Task data =>

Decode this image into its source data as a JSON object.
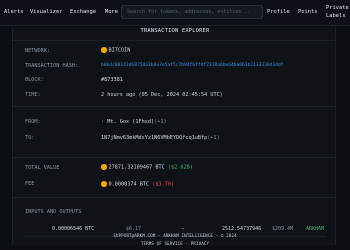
{
  "nav": {
    "items": [
      "Alerts",
      "Visualizer",
      "Exchange",
      "More",
      "Profile",
      "Points"
    ],
    "search_placeholder": "Search for tokens, addresses, entities...",
    "private_labels": "Private\nLabels"
  },
  "panel_title": "TRANSACTION EXPLORER",
  "network": {
    "label": "NETWORK:",
    "value": "BITCOIN"
  },
  "tx_hash": {
    "label": "TRANSACTION HASH:",
    "value": "b8bdc0014346875da2b8e7e5af5c7b94f6ff4f2318a6be64ba061b2133338434df"
  },
  "block": {
    "label": "BLOCK:",
    "value": "#873381"
  },
  "time": {
    "label": "TIME:",
    "value": "2 hours ago",
    "detail": "(05 Dec, 2024 02:45:54 UTC)"
  },
  "from": {
    "label": "FROM:",
    "value": "Mt. Gox (1Fhsd)",
    "extra": "(+1)"
  },
  "to": {
    "label": "TO:",
    "value": "1N7jNmv63mkMdsYz1N6VMbEYDQfcq1uBfp",
    "extra": "(+1)"
  },
  "total_value": {
    "label": "TOTAL VALUE",
    "btc": "27871.32109467 BTC",
    "usd": "($2.62B)"
  },
  "fee": {
    "label": "FEE",
    "btc": "0.0000374 BTC",
    "usd": "($3.70)"
  },
  "inputs_outputs": {
    "label": "INPUTS AND OUTPUTS",
    "items": [
      "0.00006546 BTC",
      "$6.17",
      "→",
      "2512.54737946",
      "$209.4M",
      "ARKHAM"
    ]
  },
  "footer": {
    "line1": "SUPPORT@ARKM.COM - ARKHAM INTELLIGENCE - © 2024",
    "line2": "TERMS OF SERVICE - PRIVACY"
  },
  "colors": {
    "accent_link": "#3a8fd9",
    "bitcoin": "#f2a900",
    "positive": "#3fb66a",
    "negative": "#d65454"
  }
}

Exercise => Repeat each entry exactly. Pictures do not belong in the copy.

Expected answer =>
Decode this image into its source data as a JSON object.
{
  "nav": {
    "items": [
      "Alerts",
      "Visualizer",
      "Exchange",
      "More",
      "Profile",
      "Points"
    ],
    "search_placeholder": "Search for tokens, addresses, entities...",
    "private_labels": "Private\nLabels"
  },
  "panel_title": "TRANSACTION EXPLORER",
  "network": {
    "label": "NETWORK:",
    "value": "BITCOIN"
  },
  "tx_hash": {
    "label": "TRANSACTION HASH:",
    "value": "b8bdc0014346875da2b8e7e5af5c7b94f6ff4f2318a6be64ba061b2133338434df"
  },
  "block": {
    "label": "BLOCK:",
    "value": "#873381"
  },
  "time": {
    "label": "TIME:",
    "value": "2 hours ago",
    "detail": "(05 Dec, 2024 02:45:54 UTC)"
  },
  "from": {
    "label": "FROM:",
    "value": "Mt. Gox (1Fhsd)",
    "extra": "(+1)"
  },
  "to": {
    "label": "TO:",
    "value": "1N7jNmv63mkMdsYz1N6VMbEYDQfcq1uBfp",
    "extra": "(+1)"
  },
  "total_value": {
    "label": "TOTAL VALUE",
    "btc": "27871.32109467 BTC",
    "usd": "($2.62B)"
  },
  "fee": {
    "label": "FEE",
    "btc": "0.0000374 BTC",
    "usd": "($3.70)"
  },
  "inputs_outputs": {
    "label": "INPUTS AND OUTPUTS",
    "items": [
      "0.00006546 BTC",
      "$6.17",
      "→",
      "2512.54737946",
      "$209.4M",
      "ARKHAM"
    ]
  },
  "footer": {
    "line1": "SUPPORT@ARKM.COM - ARKHAM INTELLIGENCE - © 2024",
    "line2": "TERMS OF SERVICE - PRIVACY"
  },
  "colors": {
    "accent_link": "#3a8fd9",
    "bitcoin": "#f2a900",
    "positive": "#3fb66a",
    "negative": "#d65454"
  }
}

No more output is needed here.